**Directions**: Copy out the lines that have "Privacy" in them.

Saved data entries
===============
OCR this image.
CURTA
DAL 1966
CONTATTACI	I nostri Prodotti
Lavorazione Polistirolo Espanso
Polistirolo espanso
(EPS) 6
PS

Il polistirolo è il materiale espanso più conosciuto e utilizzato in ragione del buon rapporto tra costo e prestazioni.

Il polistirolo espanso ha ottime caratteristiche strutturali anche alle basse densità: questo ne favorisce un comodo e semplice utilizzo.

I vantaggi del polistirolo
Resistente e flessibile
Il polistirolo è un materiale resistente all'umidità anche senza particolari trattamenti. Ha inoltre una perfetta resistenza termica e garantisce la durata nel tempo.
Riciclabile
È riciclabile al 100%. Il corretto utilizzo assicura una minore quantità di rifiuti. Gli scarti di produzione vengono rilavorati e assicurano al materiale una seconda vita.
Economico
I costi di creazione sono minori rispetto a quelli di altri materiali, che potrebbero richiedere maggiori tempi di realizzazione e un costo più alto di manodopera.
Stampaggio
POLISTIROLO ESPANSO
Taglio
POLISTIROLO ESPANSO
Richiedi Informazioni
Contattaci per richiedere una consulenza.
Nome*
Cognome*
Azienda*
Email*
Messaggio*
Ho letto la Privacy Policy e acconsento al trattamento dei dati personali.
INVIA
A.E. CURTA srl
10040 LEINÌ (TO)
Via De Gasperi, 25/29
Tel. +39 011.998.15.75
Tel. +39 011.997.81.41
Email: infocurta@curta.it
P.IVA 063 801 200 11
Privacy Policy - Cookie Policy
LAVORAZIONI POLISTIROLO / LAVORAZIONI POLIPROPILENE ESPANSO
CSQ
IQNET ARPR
===============
**Reply to the task**:
Ho letto la Privacy Policy e acconsento al trattamento dei dati personali.
Privacy Policy - Cookie Policy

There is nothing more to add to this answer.